— ROWS —
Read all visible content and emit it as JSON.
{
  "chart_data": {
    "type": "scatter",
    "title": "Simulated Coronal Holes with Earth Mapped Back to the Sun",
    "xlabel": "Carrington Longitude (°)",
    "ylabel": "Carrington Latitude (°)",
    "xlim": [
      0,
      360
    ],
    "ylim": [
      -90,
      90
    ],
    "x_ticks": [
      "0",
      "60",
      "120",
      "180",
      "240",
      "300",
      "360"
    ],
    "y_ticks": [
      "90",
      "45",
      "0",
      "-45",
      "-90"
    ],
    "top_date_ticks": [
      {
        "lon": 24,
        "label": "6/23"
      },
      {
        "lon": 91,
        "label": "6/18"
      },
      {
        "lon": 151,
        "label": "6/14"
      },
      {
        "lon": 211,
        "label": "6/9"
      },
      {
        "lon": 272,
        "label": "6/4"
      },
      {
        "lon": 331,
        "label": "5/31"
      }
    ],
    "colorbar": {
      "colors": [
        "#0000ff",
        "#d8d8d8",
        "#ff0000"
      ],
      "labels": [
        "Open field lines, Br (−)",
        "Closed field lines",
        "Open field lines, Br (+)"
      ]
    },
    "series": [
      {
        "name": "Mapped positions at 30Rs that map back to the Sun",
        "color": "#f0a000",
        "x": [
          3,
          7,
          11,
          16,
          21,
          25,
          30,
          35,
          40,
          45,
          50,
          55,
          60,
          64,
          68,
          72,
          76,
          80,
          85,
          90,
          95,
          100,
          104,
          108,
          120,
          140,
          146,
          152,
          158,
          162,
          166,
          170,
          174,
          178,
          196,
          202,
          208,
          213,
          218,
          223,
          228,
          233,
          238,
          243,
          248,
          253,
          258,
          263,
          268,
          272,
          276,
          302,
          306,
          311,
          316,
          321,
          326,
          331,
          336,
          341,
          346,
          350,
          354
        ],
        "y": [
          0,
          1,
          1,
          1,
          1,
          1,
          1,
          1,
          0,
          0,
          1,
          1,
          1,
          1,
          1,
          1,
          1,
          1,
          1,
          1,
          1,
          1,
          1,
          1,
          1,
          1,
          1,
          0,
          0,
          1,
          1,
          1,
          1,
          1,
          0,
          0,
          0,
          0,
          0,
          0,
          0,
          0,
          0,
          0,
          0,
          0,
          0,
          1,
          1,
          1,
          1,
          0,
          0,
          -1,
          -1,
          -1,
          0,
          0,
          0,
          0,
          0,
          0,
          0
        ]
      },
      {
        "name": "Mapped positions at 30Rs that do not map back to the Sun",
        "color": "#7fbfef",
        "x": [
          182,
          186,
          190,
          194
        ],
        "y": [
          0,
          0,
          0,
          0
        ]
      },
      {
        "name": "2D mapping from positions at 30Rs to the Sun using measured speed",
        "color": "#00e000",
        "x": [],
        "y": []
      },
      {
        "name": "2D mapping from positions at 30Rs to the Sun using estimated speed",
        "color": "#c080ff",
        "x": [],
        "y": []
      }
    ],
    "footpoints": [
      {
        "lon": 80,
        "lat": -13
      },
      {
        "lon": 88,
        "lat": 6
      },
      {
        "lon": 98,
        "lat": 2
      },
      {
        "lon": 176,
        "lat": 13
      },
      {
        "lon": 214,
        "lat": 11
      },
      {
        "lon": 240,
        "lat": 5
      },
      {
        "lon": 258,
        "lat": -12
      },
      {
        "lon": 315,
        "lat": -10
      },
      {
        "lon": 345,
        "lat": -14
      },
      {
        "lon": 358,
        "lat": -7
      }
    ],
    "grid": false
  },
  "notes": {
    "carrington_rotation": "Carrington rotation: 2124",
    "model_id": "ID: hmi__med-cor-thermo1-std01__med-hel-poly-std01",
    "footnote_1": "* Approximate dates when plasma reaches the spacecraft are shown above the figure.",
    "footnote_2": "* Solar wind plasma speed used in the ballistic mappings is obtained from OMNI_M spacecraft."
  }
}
* * *
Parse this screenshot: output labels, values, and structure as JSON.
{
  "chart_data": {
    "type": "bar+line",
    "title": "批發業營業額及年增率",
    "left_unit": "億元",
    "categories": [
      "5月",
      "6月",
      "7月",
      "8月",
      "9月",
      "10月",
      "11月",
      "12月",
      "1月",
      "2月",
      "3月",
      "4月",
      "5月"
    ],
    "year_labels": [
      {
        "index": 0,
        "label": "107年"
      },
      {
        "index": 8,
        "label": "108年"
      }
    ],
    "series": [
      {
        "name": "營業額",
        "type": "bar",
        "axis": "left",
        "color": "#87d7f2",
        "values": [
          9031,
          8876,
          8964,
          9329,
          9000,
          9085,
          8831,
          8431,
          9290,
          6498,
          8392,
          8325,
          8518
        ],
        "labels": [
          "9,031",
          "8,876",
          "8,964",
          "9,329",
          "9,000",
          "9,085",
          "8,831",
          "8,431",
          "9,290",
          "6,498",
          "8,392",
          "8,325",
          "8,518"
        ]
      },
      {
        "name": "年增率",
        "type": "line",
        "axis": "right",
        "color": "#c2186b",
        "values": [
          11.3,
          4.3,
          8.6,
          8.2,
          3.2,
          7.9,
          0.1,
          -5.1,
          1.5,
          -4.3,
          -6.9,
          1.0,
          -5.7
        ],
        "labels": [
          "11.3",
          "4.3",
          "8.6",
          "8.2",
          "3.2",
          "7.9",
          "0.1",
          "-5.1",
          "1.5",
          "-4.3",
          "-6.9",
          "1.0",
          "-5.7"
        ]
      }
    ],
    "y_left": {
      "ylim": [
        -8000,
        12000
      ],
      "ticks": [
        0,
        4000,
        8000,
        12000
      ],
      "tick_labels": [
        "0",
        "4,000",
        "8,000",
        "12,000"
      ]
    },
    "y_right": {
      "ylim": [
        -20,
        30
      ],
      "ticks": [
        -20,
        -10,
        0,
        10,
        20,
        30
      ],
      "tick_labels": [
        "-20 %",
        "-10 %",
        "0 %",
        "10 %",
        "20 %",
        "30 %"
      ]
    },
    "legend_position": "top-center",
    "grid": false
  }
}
---
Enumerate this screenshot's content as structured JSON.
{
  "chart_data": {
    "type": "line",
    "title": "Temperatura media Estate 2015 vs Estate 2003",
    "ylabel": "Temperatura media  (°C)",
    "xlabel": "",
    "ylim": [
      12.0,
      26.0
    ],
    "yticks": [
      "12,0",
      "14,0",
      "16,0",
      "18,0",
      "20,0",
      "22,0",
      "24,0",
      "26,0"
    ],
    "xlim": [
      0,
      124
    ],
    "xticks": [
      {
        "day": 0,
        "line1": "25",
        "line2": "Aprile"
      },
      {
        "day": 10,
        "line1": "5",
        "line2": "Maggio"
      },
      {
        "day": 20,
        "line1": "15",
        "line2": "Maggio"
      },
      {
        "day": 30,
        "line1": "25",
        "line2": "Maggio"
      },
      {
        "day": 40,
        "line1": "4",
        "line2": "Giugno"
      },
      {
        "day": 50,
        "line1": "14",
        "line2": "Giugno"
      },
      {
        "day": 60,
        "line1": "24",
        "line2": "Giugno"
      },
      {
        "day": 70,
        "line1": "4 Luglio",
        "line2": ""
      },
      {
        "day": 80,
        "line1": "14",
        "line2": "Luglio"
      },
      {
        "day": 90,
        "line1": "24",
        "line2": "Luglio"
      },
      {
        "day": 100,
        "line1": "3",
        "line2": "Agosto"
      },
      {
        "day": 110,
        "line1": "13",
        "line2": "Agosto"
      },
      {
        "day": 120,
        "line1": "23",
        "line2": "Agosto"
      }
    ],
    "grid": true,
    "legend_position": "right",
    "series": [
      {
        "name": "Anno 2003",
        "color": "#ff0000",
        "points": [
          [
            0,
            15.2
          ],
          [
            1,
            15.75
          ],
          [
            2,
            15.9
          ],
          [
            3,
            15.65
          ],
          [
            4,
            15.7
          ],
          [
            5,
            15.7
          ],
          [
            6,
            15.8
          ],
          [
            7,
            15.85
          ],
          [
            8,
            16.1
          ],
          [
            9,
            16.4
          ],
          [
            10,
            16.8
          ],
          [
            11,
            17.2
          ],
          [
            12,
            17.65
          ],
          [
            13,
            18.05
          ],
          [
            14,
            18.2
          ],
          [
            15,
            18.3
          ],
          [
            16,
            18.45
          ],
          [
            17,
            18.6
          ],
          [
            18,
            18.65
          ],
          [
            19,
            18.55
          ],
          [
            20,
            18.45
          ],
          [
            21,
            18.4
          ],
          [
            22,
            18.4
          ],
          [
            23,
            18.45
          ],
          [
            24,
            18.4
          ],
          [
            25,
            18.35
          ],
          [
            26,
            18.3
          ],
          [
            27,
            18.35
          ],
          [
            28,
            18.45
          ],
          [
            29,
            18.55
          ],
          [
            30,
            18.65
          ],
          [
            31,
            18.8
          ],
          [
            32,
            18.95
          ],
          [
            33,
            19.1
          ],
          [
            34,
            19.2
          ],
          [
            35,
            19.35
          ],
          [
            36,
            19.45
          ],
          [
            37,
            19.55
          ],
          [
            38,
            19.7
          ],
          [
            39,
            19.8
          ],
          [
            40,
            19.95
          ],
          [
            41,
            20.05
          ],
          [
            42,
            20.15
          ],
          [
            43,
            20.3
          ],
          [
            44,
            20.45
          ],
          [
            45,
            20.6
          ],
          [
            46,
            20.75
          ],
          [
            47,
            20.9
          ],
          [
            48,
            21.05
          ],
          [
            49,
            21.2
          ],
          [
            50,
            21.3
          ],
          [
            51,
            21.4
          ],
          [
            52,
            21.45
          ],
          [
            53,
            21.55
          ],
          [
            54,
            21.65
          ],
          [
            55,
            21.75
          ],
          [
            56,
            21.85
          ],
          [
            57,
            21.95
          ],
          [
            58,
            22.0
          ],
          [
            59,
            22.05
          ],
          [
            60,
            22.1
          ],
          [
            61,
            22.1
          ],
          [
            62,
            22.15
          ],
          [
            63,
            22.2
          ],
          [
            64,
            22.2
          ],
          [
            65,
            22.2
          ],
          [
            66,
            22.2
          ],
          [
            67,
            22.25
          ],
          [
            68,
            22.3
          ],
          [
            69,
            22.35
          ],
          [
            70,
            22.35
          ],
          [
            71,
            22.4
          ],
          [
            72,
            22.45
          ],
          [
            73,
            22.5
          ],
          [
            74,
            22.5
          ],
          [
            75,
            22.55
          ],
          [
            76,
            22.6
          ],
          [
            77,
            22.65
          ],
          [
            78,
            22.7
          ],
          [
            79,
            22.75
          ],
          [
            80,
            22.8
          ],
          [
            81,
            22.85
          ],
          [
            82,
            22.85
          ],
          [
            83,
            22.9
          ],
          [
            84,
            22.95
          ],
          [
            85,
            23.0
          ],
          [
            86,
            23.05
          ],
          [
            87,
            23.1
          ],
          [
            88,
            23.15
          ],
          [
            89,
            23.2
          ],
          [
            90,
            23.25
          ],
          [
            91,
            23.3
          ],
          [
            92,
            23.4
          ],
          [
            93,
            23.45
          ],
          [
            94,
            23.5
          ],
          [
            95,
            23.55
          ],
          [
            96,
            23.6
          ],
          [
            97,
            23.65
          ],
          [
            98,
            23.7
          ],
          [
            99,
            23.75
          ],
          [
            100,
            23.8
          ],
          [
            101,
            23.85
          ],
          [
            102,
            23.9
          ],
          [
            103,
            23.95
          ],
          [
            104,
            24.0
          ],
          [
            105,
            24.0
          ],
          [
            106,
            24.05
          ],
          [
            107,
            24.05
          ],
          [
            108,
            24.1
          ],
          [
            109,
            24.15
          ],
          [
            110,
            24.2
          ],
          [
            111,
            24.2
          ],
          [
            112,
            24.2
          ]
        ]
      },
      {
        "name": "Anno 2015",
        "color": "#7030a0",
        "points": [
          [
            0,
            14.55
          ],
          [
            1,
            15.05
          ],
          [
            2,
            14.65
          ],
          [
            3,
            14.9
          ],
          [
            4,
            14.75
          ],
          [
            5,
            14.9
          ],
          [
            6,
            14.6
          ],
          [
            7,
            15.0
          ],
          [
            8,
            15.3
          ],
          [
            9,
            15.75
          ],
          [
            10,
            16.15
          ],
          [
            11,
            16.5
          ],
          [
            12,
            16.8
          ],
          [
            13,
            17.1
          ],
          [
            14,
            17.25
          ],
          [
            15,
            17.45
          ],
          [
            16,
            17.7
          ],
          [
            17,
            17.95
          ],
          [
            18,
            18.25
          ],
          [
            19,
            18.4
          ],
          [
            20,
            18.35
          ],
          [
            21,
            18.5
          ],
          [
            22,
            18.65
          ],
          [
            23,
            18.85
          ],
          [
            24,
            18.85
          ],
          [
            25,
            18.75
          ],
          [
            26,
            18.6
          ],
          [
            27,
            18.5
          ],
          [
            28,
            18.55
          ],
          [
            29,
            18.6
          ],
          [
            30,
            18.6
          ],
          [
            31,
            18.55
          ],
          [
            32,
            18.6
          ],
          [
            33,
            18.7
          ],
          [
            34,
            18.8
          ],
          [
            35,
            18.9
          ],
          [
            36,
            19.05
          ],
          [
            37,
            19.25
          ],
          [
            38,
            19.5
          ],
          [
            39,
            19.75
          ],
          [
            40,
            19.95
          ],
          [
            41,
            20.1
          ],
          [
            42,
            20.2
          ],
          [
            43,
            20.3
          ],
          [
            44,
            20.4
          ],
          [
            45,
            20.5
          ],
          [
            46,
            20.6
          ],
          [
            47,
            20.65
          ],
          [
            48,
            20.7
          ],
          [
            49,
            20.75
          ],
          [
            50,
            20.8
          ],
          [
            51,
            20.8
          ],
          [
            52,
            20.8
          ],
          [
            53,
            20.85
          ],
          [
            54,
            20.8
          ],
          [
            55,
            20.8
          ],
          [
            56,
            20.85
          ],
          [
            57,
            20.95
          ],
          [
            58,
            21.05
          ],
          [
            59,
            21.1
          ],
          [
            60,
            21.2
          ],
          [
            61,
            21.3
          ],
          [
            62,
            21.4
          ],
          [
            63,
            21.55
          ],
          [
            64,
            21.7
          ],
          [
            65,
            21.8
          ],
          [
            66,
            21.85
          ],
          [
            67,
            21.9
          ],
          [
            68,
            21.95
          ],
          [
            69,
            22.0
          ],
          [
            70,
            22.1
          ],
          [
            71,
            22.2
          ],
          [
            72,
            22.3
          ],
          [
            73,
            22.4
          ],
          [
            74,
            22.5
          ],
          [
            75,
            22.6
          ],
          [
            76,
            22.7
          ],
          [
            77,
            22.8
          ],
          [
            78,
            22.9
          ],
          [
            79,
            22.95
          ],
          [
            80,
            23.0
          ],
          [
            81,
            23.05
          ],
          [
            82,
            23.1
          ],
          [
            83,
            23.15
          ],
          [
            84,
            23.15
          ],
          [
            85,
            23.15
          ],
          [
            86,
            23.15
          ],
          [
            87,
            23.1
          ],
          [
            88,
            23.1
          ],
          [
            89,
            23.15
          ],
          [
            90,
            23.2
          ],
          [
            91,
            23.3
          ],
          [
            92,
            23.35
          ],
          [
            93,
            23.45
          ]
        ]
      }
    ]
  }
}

— TASK TO COMPLETE —
Check each line of the entries above, and show every one holding the word "spacecraft".

— FULL ANSWER —
    "footnote_1": "* Approximate dates when plasma reaches the spacecraft are shown above the figure.",
    "footnote_2": "* Solar wind plasma speed used in the ballistic mappings is obtained from OMNI_M spacecraft."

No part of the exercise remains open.